**Task instructions**
Below is some material; transcribe all of it exactly.
### Records shown ###
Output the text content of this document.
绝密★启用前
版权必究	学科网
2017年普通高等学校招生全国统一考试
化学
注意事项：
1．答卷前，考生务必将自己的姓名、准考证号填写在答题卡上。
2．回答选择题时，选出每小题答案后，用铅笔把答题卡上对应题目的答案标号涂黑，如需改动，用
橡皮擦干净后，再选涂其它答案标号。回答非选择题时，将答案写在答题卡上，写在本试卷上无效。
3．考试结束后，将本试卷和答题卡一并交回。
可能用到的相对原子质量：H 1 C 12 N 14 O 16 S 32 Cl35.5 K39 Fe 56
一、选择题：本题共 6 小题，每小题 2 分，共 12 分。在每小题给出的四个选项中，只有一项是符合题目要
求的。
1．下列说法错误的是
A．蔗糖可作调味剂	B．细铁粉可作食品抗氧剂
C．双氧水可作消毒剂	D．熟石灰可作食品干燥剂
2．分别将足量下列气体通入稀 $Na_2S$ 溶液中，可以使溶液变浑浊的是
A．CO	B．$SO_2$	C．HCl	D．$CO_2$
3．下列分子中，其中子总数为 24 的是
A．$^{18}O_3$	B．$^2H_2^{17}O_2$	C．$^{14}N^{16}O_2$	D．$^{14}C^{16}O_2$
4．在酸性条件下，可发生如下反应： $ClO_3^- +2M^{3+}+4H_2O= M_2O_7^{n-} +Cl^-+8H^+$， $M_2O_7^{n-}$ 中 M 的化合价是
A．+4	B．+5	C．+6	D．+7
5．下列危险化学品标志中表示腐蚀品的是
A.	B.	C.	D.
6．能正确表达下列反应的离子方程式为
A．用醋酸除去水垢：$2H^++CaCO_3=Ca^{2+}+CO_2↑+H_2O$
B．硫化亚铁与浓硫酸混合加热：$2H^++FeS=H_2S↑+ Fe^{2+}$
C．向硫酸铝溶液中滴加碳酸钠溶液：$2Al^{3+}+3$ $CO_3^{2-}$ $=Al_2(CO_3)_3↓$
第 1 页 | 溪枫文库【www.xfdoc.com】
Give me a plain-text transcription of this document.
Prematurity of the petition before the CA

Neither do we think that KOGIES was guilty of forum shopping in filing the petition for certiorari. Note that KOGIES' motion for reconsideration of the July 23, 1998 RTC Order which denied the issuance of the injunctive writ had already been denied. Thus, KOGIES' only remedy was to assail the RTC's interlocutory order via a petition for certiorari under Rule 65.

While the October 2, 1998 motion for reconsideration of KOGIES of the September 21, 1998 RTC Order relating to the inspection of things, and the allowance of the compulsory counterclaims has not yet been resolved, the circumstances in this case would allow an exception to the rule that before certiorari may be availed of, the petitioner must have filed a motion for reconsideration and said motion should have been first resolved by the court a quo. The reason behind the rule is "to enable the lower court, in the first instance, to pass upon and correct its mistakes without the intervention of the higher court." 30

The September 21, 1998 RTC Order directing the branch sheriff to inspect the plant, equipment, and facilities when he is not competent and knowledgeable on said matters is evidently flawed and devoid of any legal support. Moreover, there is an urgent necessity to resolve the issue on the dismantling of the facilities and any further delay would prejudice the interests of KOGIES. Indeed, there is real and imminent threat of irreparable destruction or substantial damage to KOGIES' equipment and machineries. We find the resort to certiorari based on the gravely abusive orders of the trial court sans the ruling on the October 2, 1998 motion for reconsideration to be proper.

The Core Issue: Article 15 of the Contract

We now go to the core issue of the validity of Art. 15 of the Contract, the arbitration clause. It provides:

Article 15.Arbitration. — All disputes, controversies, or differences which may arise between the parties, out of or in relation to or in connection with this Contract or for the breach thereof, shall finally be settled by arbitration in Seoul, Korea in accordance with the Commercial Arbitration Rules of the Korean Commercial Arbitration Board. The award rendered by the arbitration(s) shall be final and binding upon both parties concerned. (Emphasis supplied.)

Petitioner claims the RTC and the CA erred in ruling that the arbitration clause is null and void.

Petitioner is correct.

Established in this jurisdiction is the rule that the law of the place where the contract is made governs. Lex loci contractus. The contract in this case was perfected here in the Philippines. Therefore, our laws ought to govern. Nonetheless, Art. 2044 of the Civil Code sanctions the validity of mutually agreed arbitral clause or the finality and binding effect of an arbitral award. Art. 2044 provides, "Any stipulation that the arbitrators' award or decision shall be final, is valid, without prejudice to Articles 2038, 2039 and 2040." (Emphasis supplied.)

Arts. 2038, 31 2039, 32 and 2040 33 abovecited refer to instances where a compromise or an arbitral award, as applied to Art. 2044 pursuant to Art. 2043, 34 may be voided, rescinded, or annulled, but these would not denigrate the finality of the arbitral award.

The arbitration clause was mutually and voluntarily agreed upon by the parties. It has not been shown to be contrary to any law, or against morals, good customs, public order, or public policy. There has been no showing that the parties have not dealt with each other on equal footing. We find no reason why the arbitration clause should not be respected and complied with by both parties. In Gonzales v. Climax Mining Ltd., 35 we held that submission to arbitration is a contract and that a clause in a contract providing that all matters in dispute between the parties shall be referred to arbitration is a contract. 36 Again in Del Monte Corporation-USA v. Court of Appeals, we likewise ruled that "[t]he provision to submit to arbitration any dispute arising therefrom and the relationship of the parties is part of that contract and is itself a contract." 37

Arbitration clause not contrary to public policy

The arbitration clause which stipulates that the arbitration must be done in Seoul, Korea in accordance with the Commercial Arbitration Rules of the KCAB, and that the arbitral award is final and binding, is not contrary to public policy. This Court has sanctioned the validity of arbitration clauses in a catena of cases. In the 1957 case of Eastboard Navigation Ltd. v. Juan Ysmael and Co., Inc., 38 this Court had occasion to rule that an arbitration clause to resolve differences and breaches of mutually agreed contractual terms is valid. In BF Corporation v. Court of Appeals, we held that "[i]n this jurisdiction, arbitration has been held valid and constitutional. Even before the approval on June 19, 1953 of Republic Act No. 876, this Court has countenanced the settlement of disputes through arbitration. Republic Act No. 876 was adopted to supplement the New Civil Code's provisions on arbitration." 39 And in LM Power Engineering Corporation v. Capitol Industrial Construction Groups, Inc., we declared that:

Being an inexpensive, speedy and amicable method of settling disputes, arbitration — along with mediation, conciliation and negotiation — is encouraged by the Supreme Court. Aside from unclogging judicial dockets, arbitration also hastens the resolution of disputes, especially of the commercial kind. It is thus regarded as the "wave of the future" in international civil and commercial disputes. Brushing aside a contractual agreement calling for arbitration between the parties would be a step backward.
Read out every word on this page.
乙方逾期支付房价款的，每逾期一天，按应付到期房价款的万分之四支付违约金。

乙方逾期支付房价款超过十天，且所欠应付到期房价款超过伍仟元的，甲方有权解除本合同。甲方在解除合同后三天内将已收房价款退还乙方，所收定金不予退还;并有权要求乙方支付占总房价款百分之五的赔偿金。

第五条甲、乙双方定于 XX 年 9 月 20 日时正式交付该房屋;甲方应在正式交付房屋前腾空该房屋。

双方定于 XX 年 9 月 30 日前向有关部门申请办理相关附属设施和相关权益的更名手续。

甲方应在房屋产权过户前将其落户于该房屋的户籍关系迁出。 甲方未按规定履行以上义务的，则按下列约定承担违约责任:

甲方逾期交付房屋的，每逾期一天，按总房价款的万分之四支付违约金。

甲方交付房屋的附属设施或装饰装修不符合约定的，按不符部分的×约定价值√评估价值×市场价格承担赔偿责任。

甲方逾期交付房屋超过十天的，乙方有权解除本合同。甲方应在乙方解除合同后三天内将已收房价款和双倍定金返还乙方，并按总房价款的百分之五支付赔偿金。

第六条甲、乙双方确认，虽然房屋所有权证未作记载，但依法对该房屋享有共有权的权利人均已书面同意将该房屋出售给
###
**Completed exercise**
Output the text content of this document.
绝密★启用前
版权必究	学科网
2017年普通高等学校招生全国统一考试
化学
注意事项：
1．答卷前，考生务必将自己的姓名、准考证号填写在答题卡上。
2．回答选择题时，选出每小题答案后，用铅笔把答题卡上对应题目的答案标号涂黑，如需改动，用
橡皮擦干净后，再选涂其它答案标号。回答非选择题时，将答案写在答题卡上，写在本试卷上无效。
3．考试结束后，将本试卷和答题卡一并交回。
可能用到的相对原子质量：H 1 C 12 N 14 O 16 S 32 Cl35.5 K39 Fe 56
一、选择题：本题共 6 小题，每小题 2 分，共 12 分。在每小题给出的四个选项中，只有一项是符合题目要
求的。
1．下列说法错误的是
A．蔗糖可作调味剂	B．细铁粉可作食品抗氧剂
C．双氧水可作消毒剂	D．熟石灰可作食品干燥剂
2．分别将足量下列气体通入稀 $Na_2S$ 溶液中，可以使溶液变浑浊的是
A．CO	B．$SO_2$	C．HCl	D．$CO_2$
3．下列分子中，其中子总数为 24 的是
A．$^{18}O_3$	B．$^2H_2^{17}O_2$	C．$^{14}N^{16}O_2$	D．$^{14}C^{16}O_2$
4．在酸性条件下，可发生如下反应： $ClO_3^- +2M^{3+}+4H_2O= M_2O_7^{n-} +Cl^-+8H^+$， $M_2O_7^{n-}$ 中 M 的化合价是
A．+4	B．+5	C．+6	D．+7
5．下列危险化学品标志中表示腐蚀品的是
A.	B.	C.	D.
6．能正确表达下列反应的离子方程式为
A．用醋酸除去水垢：$2H^++CaCO_3=Ca^{2+}+CO_2↑+H_2O$
B．硫化亚铁与浓硫酸混合加热：$2H^++FeS=H_2S↑+ Fe^{2+}$
C．向硫酸铝溶液中滴加碳酸钠溶液：$2Al^{3+}+3$ $CO_3^{2-}$ $=Al_2(CO_3)_3↓$
第 1 页 | 溪枫文库【www.xfdoc.com】
Give me a plain-text transcription of this document.
Prematurity of the petition before the CA

Neither do we think that KOGIES was guilty of forum shopping in filing the petition for certiorari. Note that KOGIES' motion for reconsideration of the July 23, 1998 RTC Order which denied the issuance of the injunctive writ had already been denied. Thus, KOGIES' only remedy was to assail the RTC's interlocutory order via a petition for certiorari under Rule 65.

While the October 2, 1998 motion for reconsideration of KOGIES of the September 21, 1998 RTC Order relating to the inspection of things, and the allowance of the compulsory counterclaims has not yet been resolved, the circumstances in this case would allow an exception to the rule that before certiorari may be availed of, the petitioner must have filed a motion for reconsideration and said motion should have been first resolved by the court a quo. The reason behind the rule is "to enable the lower court, in the first instance, to pass upon and correct its mistakes without the intervention of the higher court." 30

The September 21, 1998 RTC Order directing the branch sheriff to inspect the plant, equipment, and facilities when he is not competent and knowledgeable on said matters is evidently flawed and devoid of any legal support. Moreover, there is an urgent necessity to resolve the issue on the dismantling of the facilities and any further delay would prejudice the interests of KOGIES. Indeed, there is real and imminent threat of irreparable destruction or substantial damage to KOGIES' equipment and machineries. We find the resort to certiorari based on the gravely abusive orders of the trial court sans the ruling on the October 2, 1998 motion for reconsideration to be proper.

The Core Issue: Article 15 of the Contract

We now go to the core issue of the validity of Art. 15 of the Contract, the arbitration clause. It provides:

Article 15.Arbitration. — All disputes, controversies, or differences which may arise between the parties, out of or in relation to or in connection with this Contract or for the breach thereof, shall finally be settled by arbitration in Seoul, Korea in accordance with the Commercial Arbitration Rules of the Korean Commercial Arbitration Board. The award rendered by the arbitration(s) shall be final and binding upon both parties concerned. (Emphasis supplied.)

Petitioner claims the RTC and the CA erred in ruling that the arbitration clause is null and void.

Petitioner is correct.

Established in this jurisdiction is the rule that the law of the place where the contract is made governs. Lex loci contractus. The contract in this case was perfected here in the Philippines. Therefore, our laws ought to govern. Nonetheless, Art. 2044 of the Civil Code sanctions the validity of mutually agreed arbitral clause or the finality and binding effect of an arbitral award. Art. 2044 provides, "Any stipulation that the arbitrators' award or decision shall be final, is valid, without prejudice to Articles 2038, 2039 and 2040." (Emphasis supplied.)

Arts. 2038, 31 2039, 32 and 2040 33 abovecited refer to instances where a compromise or an arbitral award, as applied to Art. 2044 pursuant to Art. 2043, 34 may be voided, rescinded, or annulled, but these would not denigrate the finality of the arbitral award.

The arbitration clause was mutually and voluntarily agreed upon by the parties. It has not been shown to be contrary to any law, or against morals, good customs, public order, or public policy. There has been no showing that the parties have not dealt with each other on equal footing. We find no reason why the arbitration clause should not be respected and complied with by both parties. In Gonzales v. Climax Mining Ltd., 35 we held that submission to arbitration is a contract and that a clause in a contract providing that all matters in dispute between the parties shall be referred to arbitration is a contract. 36 Again in Del Monte Corporation-USA v. Court of Appeals, we likewise ruled that "[t]he provision to submit to arbitration any dispute arising therefrom and the relationship of the parties is part of that contract and is itself a contract." 37

Arbitration clause not contrary to public policy

The arbitration clause which stipulates that the arbitration must be done in Seoul, Korea in accordance with the Commercial Arbitration Rules of the KCAB, and that the arbitral award is final and binding, is not contrary to public policy. This Court has sanctioned the validity of arbitration clauses in a catena of cases. In the 1957 case of Eastboard Navigation Ltd. v. Juan Ysmael and Co., Inc., 38 this Court had occasion to rule that an arbitration clause to resolve differences and breaches of mutually agreed contractual terms is valid. In BF Corporation v. Court of Appeals, we held that "[i]n this jurisdiction, arbitration has been held valid and constitutional. Even before the approval on June 19, 1953 of Republic Act No. 876, this Court has countenanced the settlement of disputes through arbitration. Republic Act No. 876 was adopted to supplement the New Civil Code's provisions on arbitration." 39 And in LM Power Engineering Corporation v. Capitol Industrial Construction Groups, Inc., we declared that:

Being an inexpensive, speedy and amicable method of settling disputes, arbitration — along with mediation, conciliation and negotiation — is encouraged by the Supreme Court. Aside from unclogging judicial dockets, arbitration also hastens the resolution of disputes, especially of the commercial kind. It is thus regarded as the "wave of the future" in international civil and commercial disputes. Brushing aside a contractual agreement calling for arbitration between the parties would be a step backward.
Read out every word on this page.
乙方逾期支付房价款的，每逾期一天，按应付到期房价款的万分之四支付违约金。

乙方逾期支付房价款超过十天，且所欠应付到期房价款超过伍仟元的，甲方有权解除本合同。甲方在解除合同后三天内将已收房价款退还乙方，所收定金不予退还;并有权要求乙方支付占总房价款百分之五的赔偿金。

第五条甲、乙双方定于 XX 年 9 月 20 日时正式交付该房屋;甲方应在正式交付房屋前腾空该房屋。

双方定于 XX 年 9 月 30 日前向有关部门申请办理相关附属设施和相关权益的更名手续。

甲方应在房屋产权过户前将其落户于该房屋的户籍关系迁出。 甲方未按规定履行以上义务的，则按下列约定承担违约责任:

甲方逾期交付房屋的，每逾期一天，按总房价款的万分之四支付违约金。

甲方交付房屋的附属设施或装饰装修不符合约定的，按不符部分的×约定价值√评估价值×市场价格承担赔偿责任。

甲方逾期交付房屋超过十天的，乙方有权解除本合同。甲方应在乙方解除合同后三天内将已收房价款和双倍定金返还乙方，并按总房价款的百分之五支付赔偿金。

第六条甲、乙双方确认，虽然房屋所有权证未作记载，但依法对该房屋享有共有权的权利人均已书面同意将该房屋出售给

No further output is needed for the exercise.